TASK INSTRUCTIONS
Pick out every line of the entries below where "this" occurs, and copy those lines.

SOURCE DATA
========

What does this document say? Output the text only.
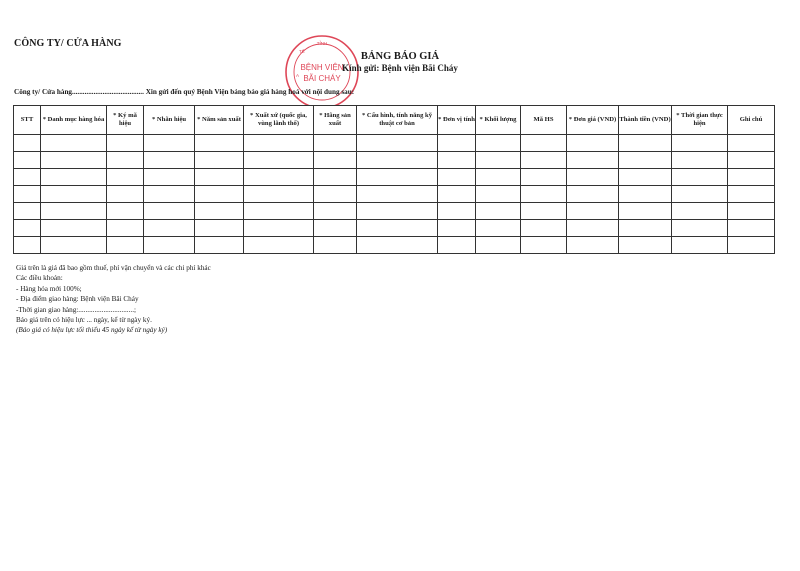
CÔNG TY/ CỬA HÀNG	TỈNH
BỆNH VIỆN
BÃI CHÁY
A
TẾ	BẢNG BÁO GIÁ
Kính gửi: Bệnh viện Bãi Cháy
Công ty/ Cửa hàng........................................ Xin gửi đến quý Bệnh Viện bảng báo giá hàng hoá với nội dung sau:
STT	* Danh mục hàng hóa	* Ký mã hiệu	* Nhãn hiệu	* Năm sản xuất	* Xuất xứ (quốc gia, vùng lãnh thổ)	* Hãng sản xuất	* Cấu hình, tính năng kỹ thuật cơ bản	* Đơn vị tính	* Khối lượng	Mã HS	* Đơn giá (VND)	Thành tiền (VND)	* Thời gian thực hiện	Ghi chú

Giá trên là giá đã bao gồm thuế, phí vận chuyển và các chi phí khác
Các điều khoản:
- Hàng hóa mới 100%;
- Địa điểm giao hàng: Bệnh viện Bãi Cháy
-Thời gian giao hàng:...............................;
Báo giá trên có hiệu lực ... ngày, kể từ ngày ký.
(Báo giá có hiệu lực tối thiểu 45 ngày kể từ ngày ký)
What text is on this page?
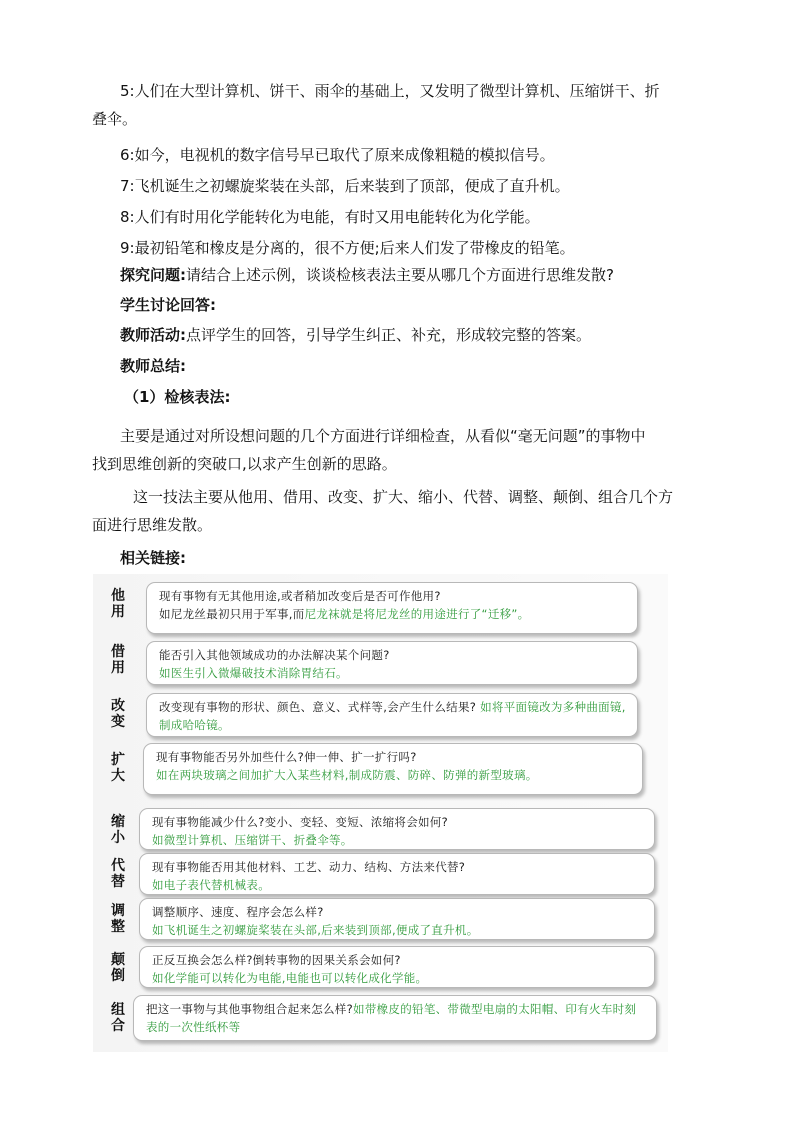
5:人们在大型计算机、饼干、雨伞的基础上，又发明了微型计算机、压缩饼干、折
叠伞。

6:如今，电视机的数字信号早已取代了原来成像粗糙的模拟信号。

7:飞机诞生之初螺旋桨装在头部，后来装到了顶部，便成了直升机。

8:人们有时用化学能转化为电能，有时又用电能转化为化学能。

9:最初铅笔和橡皮是分离的，很不方便;后来人们发了带橡皮的铅笔。

探究问题:请结合上述示例，谈谈检核表法主要从哪几个方面进行思维发散?

学生讨论回答:

教师活动:点评学生的回答，引导学生纠正、补充，形成较完整的答案。

教师总结:

（1）检核表法:

主要是通过对所设想问题的几个方面进行详细检查，从看似“毫无问题”的事物中
找到思维创新的突破口,以求产生创新的思路。

这一技法主要从他用、借用、改变、扩大、缩小、代替、调整、颠倒、组合几个方
面进行思维发散。

相关链接:

他
用
现有事物有无其他用途,或者稍加改变后是否可作他用?
如尼龙丝最初只用于军事,而尼龙袜就是将尼龙丝的用途进行了“迁移”。
借
用
能否引入其他领域成功的办法解决某个问题?
如医生引入微爆破技术消除胃结石。
改
变
改变现有事物的形状、颜色、意义、式样等,会产生什么结果? 如将平面镜改为多种曲面镜,制成哈哈镜。
扩
大
现有事物能否另外加些什么?伸一伸、扩一扩行吗?
如在两块玻璃之间加扩大入某些材料,制成防震、防碎、防弹的新型玻璃。
缩
小
现有事物能减少什么?变小、变轻、变短、浓缩将会如何?
如微型计算机、压缩饼干、折叠伞等。
代
替
现有事物能否用其他材料、工艺、动力、结构、方法来代替?
如电子表代替机械表。
调
整
调整顺序、速度、程序会怎么样?
如飞机诞生之初螺旋桨装在头部,后来装到顶部,便成了直升机。
颠
倒
正反互换会怎么样?倒转事物的因果关系会如何?
如化学能可以转化为电能,电能也可以转化成化学能。
组
合
把这一事物与其他事物组合起来怎么样?如带橡皮的铅笔、带微型电扇的太阳帽、印有火车时刻表的一次性纸杯等
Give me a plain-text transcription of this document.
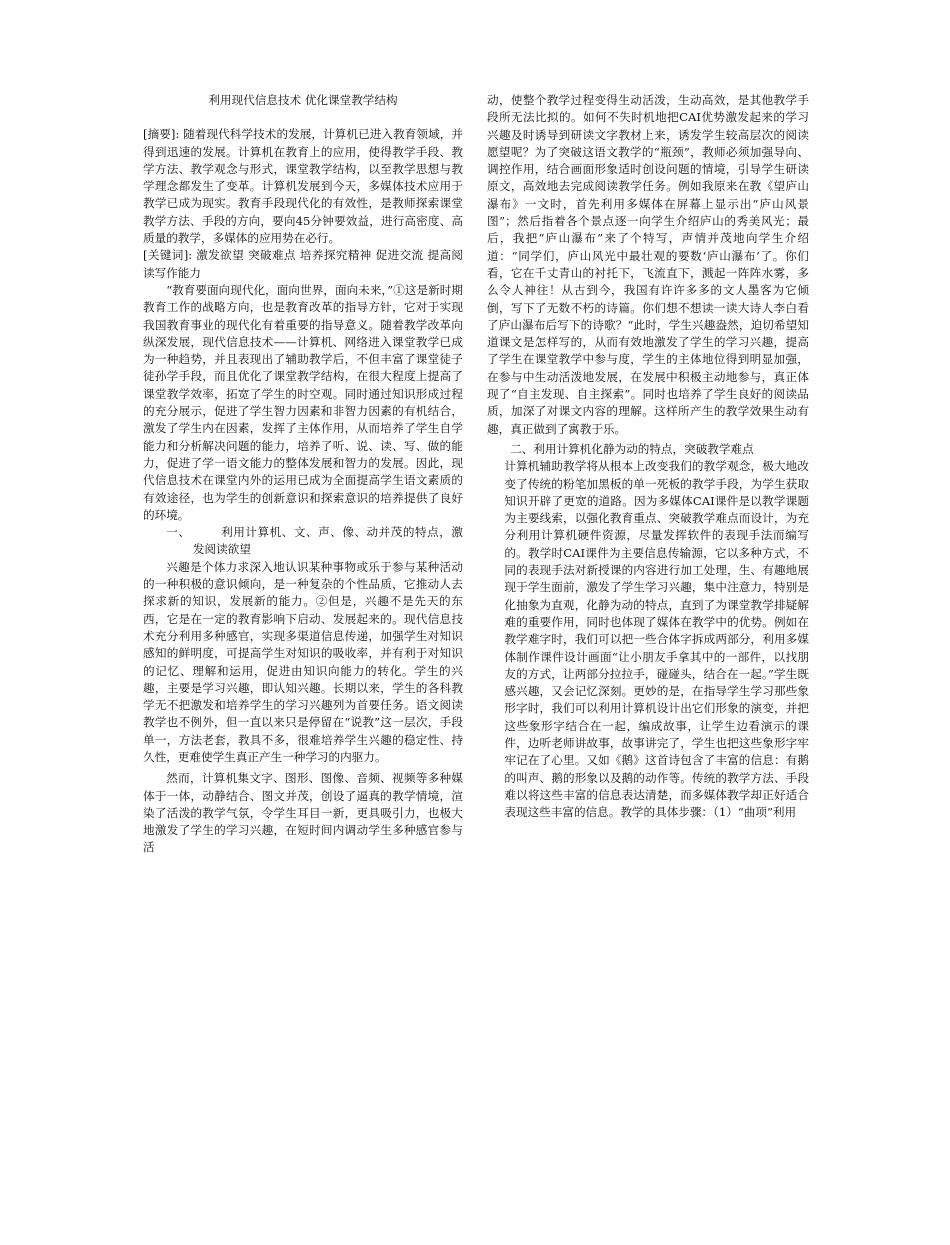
利用现代信息技术 优化课堂教学结构

[摘要]: 随着现代科学技术的发展，计算机已进入教育领域，并得到迅速的发展。计算机在教育上的应用，使得教学手段、教学方法、教学观念与形式，课堂教学结构，以至教学思想与教学理念都发生了变革。计算机发展到今天，多媒体技术应用于教学已成为现实。教育手段现代化的有效性，是教师探索课堂教学方法、手段的方向，要向45分钟要效益，进行高密度、高质量的教学，多媒体的应用势在必行。

[关键词]: 激发欲望 突破难点 培养探究精神 促进交流 提高阅读写作能力

“教育要面向现代化，面向世界，面向未来，”①这是新时期教育工作的战略方向，也是教育改革的指导方针，它对于实现我国教育事业的现代化有着重要的指导意义。随着教学改革向纵深发展，现代信息技术——计算机、网络进入课堂教学已成为一种趋势，并且表现出了辅助教学后，不但丰富了课堂徒子徒孙学手段，而且优化了课堂教学结构，在很大程度上提高了课堂教学效率，拓宽了学生的时空观。同时通过知识形成过程的充分展示，促进了学生智力因素和非智力因素的有机结合，激发了学生内在因素，发挥了主体作用，从而培养了学生自学能力和分析解决问题的能力，培养了听、说、读、写、做的能力，促进了学一语文能力的整体发展和智力的发展。因此，现代信息技术在课堂内外的运用已成为全面提高学生语文素质的有效途径，也为学生的创新意识和探索意识的培养提供了良好的环境。

一、	利用计算机、文、声、像、动并茂的特点，激发阅读欲望

兴趣是个体力求深入地认识某种事物或乐于参与某种活动的一种积极的意识倾向，是一种复杂的个性品质，它推动人去探求新的知识，发展新的能力。②但是，兴趣不是先天的东西，它是在一定的教育影响下启动、发展起来的。现代信息技术充分利用多种感官，实现多渠道信息传递，加强学生对知识感知的鲜明度，可提高学生对知识的吸收率，并有利于对知识的记忆、理解和运用，促进由知识向能力的转化。学生的兴趣，主要是学习兴趣，即认知兴趣。长期以来，学生的各科教学无不把激发和培养学生的学习兴趣列为首要任务。语文阅读教学也不例外，但一直以来只是停留在“说教”这一层次，手段单一，方法老套，教具不多，很难培养学生兴趣的稳定性、持久性，更难使学生真正产生一种学习的内驱力。

然而，计算机集文字、图形、图像、音频、视频等多种媒体于一体，动静结合、图文并茂，创设了逼真的教学情境，渲染了活泼的教学气氛，令学生耳目一新，更具吸引力，也极大地激发了学生的学习兴趣，在短时间内调动学生多种感官参与活

动，使整个教学过程变得生动活泼，生动高效，是其他教学手段所无法比拟的。如何不失时机地把CAI优势激发起来的学习兴趣及时诱导到研读文字教材上来，诱发学生较高层次的阅读愿望呢？为了突破这语文教学的“瓶颈”，教师必须加强导向、调控作用，结合画面形象适时创设问题的情境，引导学生研读原文，高效地去完成阅读教学任务。例如我原来在教《望庐山瀑布》一文时，首先利用多媒体在屏幕上显示出“庐山风景图”；然后指着各个景点逐一向学生介绍庐山的秀美风光；最后，我把“庐山瀑布”来了个特写，声情并茂地向学生介绍道：“同学们，庐山风光中最壮观的要数‘庐山瀑布’了。你们看，它在千丈青山的衬托下，飞流直下，溅起一阵阵水雾，多么令人神往！从古到今，我国有许许多多的文人墨客为它倾倒，写下了无数不朽的诗篇。你们想不想读一读大诗人李白看了庐山瀑布后写下的诗歌？“此时，学生兴趣盎然，迫切希望知道课文是怎样写的，从而有效地激发了学生的学习兴趣，提高了学生在课堂教学中参与度，学生的主体地位得到明显加强，在参与中生动活泼地发展，在发展中积极主动地参与，真正体现了“自主发现、自主探索”。同时也培养了学生良好的阅读品质，加深了对课文内容的理解。这样所产生的教学效果生动有趣，真正做到了寓教于乐。

二、利用计算机化静为动的特点，突破教学难点

计算机辅助教学将从根本上改变我们的教学观念，极大地改变了传统的粉笔加黑板的单一死板的教学手段，为学生获取知识开辟了更宽的道路。因为多媒体CAI课件是以教学课题为主要线索，以强化教育重点、突破教学难点而设计，为充分利用计算机硬件资源，尽量发挥软件的表现手法而编写的。教学时CAI课件为主要信息传输源，它以多种方式，不同的表现手法对新授课的内容进行加工处理，生、有趣地展现于学生面前，激发了学生学习兴趣，集中注意力，特别是化抽象为直观，化静为动的特点，直到了为课堂教学排疑解难的重要作用，同时也体现了媒体在教学中的优势。例如在教学难字时，我们可以把一些合体字拆成两部分，利用多媒体制作课件设计画面“让小朋友手拿其中的一部件，以找朋友的方式，让两部分拉拉手，碰碰头，结合在一起。”学生既感兴趣，又会记忆深刻。更妙的是，在指导学生学习那些象形字时，我们可以利用计算机设计出它们形象的演变，并把这些象形字结合在一起，编成故事，让学生边看演示的课件，边听老师讲故事，故事讲完了，学生也把这些象形字牢牢记在了心里。又如《鹅》这首诗包含了丰富的信息：有鹅的叫声、鹅的形象以及鹅的动作等。传统的教学方法、手段难以将这些丰富的信息表达清楚，而多媒体教学却正好适合表现这些丰富的信息。教学的具体步骤：（1）“曲项”利用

========

WRITTEN RESPONSE
What does this document say? Output the text only.
What text is on this page?
Give me a plain-text transcription of this document.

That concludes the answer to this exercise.